##### DATA SHOWN #####
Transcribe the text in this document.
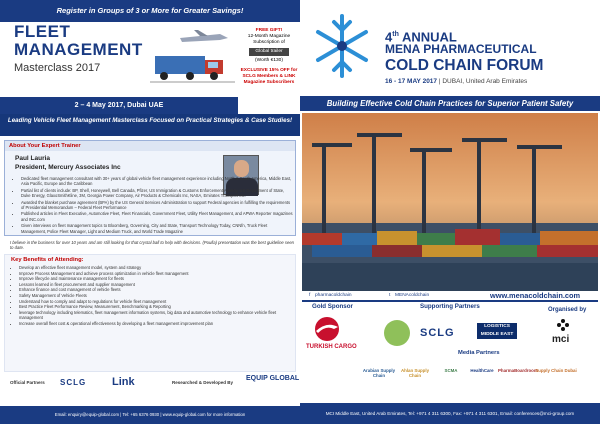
Register in Groups of 3 or More for Greater Savings!
FLEET
MANAGEMENT
Masterclass 2017
FREE GIFT!
12-Month Magazine Subscription of
Global trailer
(Worth €130)
EXCLUSIVE 15% OFF for SCLG Members & LINK Magazine Subscribers
2 – 4 May 2017, Dubai UAE
Leading Vehicle Fleet Management Masterclass Focused on Practical Strategies & Case Studies!
About Your Expert Trainer
Paul Lauria
President, Mercury Associates Inc
• Dedicated fleet management consultant with 30+ years of global vehicle fleet management experience including North & South America, Middle East, Asia Pacific, Europe and the Caribbean
• Partial list of clients include: BP, Shell, Honeywell, Bell Canada, Pfizer, US Immigration & Customs Enforcement Agency, US Department of State, Duke Energy, GlaxoSmithKline, 3M, Georgia Power Company, Air Products & Chemicals Inc, NASA, Emirates Transport etc.
• Awarded the blanket purchase agreement (BPA) by the US General Services Administration to support Federal agencies in fulfilling the requirements of Presidential Memorandum – Federal Fleet Performance
• Published articles in Fleet Executive, Automotive Fleet, Fleet Financials, Government Fleet, Utility Fleet Management, and APWA Reporter magazines and INC.com
• Given interviews on fleet management topics to Bloomberg, Governing, City and State, Transport Technology Today, CNNfn, Truck Fleet Management, Police Fleet Manager, Light and Medium Truck, and World Trade Magazine
I believe in the business for over 10 years and am still looking for that crystal ball to help with decisions. (Poulla) presentation was the best guideline seen to date.
Key Benefits of Attending:
• Develop an effective fleet management model, system and strategy
• Improve Process Management and achieve process optimization in vehicle fleet management
• Improve lifecycle and maintenance management for fleets
• Lessons learned in fleet procurement and supplier management
• Enhance finance and cost management of vehicle fleets
• Safety Management of Vehicle Fleets
• Understand how to comply and adapt to regulations for vehicle fleet management
• Best Practice Fleet Performance Review, Measurement, Benchmarking & Reporting
• leverage technology including telematics, fleet management information systems, big data and automotive technology to enhance vehicle fleet management
• Increase overall fleet cost & operational effectiveness by developing a fleet management improvement plan
Official Partners SCLG Link	Researched & Developed By
EQUIP GLOBAL
Email: enquiry@equip-global.com | Tel: +65 6376 0930 | www.equip-global.com for more information
4th ANNUAL
MENA PHARMACEUTICAL
COLD CHAIN FORUM
16 - 17 MAY 2017 | DUBAI, United Arab Emirates
Building Effective Cold Chain Practices for Superior Patient Safety
f pharmacoldchain	t MENAcoldchain	www.menacoldchain.com
Gold Sponsor	Supporting Partners	Organised by
TURKISH CARGO
SCLG
LOGISTICS MIDDLE EAST	mci
Media Partners
Arabian Supply Chain
Ahlan Supply Chain
SCMA	HealthCare	PharmaBoardroom
Supply Chain Dubai
MCI Middle East, United Arab Emirates, Tel: +971 4 311 6300, Fax: +971 4 311 6301, Email: conferences@mci-group.com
#####
◆ YOUR TASK
Your job is to transcribe the entries above exactly; skip the pictures.

◆ OUTPUT OF THE EXERCISE
Transcribe the text in this document.
Register in Groups of 3 or More for Greater Savings!
FLEET
MANAGEMENT
Masterclass 2017
FREE GIFT!
12-Month Magazine Subscription of
Global trailer
(Worth €130)
EXCLUSIVE 15% OFF for SCLG Members & LINK Magazine Subscribers
2 – 4 May 2017, Dubai UAE
Leading Vehicle Fleet Management Masterclass Focused on Practical Strategies & Case Studies!
About Your Expert Trainer
Paul Lauria
President, Mercury Associates Inc
• Dedicated fleet management consultant with 30+ years of global vehicle fleet management experience including North & South America, Middle East, Asia Pacific, Europe and the Caribbean
• Partial list of clients include: BP, Shell, Honeywell, Bell Canada, Pfizer, US Immigration & Customs Enforcement Agency, US Department of State, Duke Energy, GlaxoSmithKline, 3M, Georgia Power Company, Air Products & Chemicals Inc, NASA, Emirates Transport etc.
• Awarded the blanket purchase agreement (BPA) by the US General Services Administration to support Federal agencies in fulfilling the requirements of Presidential Memorandum – Federal Fleet Performance
• Published articles in Fleet Executive, Automotive Fleet, Fleet Financials, Government Fleet, Utility Fleet Management, and APWA Reporter magazines and INC.com
• Given interviews on fleet management topics to Bloomberg, Governing, City and State, Transport Technology Today, CNNfn, Truck Fleet Management, Police Fleet Manager, Light and Medium Truck, and World Trade Magazine
I believe in the business for over 10 years and am still looking for that crystal ball to help with decisions. (Poulla) presentation was the best guideline seen to date.
Key Benefits of Attending:
• Develop an effective fleet management model, system and strategy
• Improve Process Management and achieve process optimization in vehicle fleet management
• Improve lifecycle and maintenance management for fleets
• Lessons learned in fleet procurement and supplier management
• Enhance finance and cost management of vehicle fleets
• Safety Management of Vehicle Fleets
• Understand how to comply and adapt to regulations for vehicle fleet management
• Best Practice Fleet Performance Review, Measurement, Benchmarking & Reporting
• leverage technology including telematics, fleet management information systems, big data and automotive technology to enhance vehicle fleet management
• Increase overall fleet cost & operational effectiveness by developing a fleet management improvement plan
Official Partners SCLG Link	Researched & Developed By
EQUIP GLOBAL
Email: enquiry@equip-global.com | Tel: +65 6376 0930 | www.equip-global.com for more information
4th ANNUAL
MENA PHARMACEUTICAL
COLD CHAIN FORUM
16 - 17 MAY 2017 | DUBAI, United Arab Emirates
Building Effective Cold Chain Practices for Superior Patient Safety
f pharmacoldchain	t MENAcoldchain	www.menacoldchain.com
Gold Sponsor	Supporting Partners	Organised by
TURKISH CARGO
SCLG
LOGISTICS MIDDLE EAST	mci
Media Partners
Arabian Supply Chain
Ahlan Supply Chain
SCMA	HealthCare	PharmaBoardroom
Supply Chain Dubai
MCI Middle East, United Arab Emirates, Tel: +971 4 311 6300, Fax: +971 4 311 6301, Email: conferences@mci-group.com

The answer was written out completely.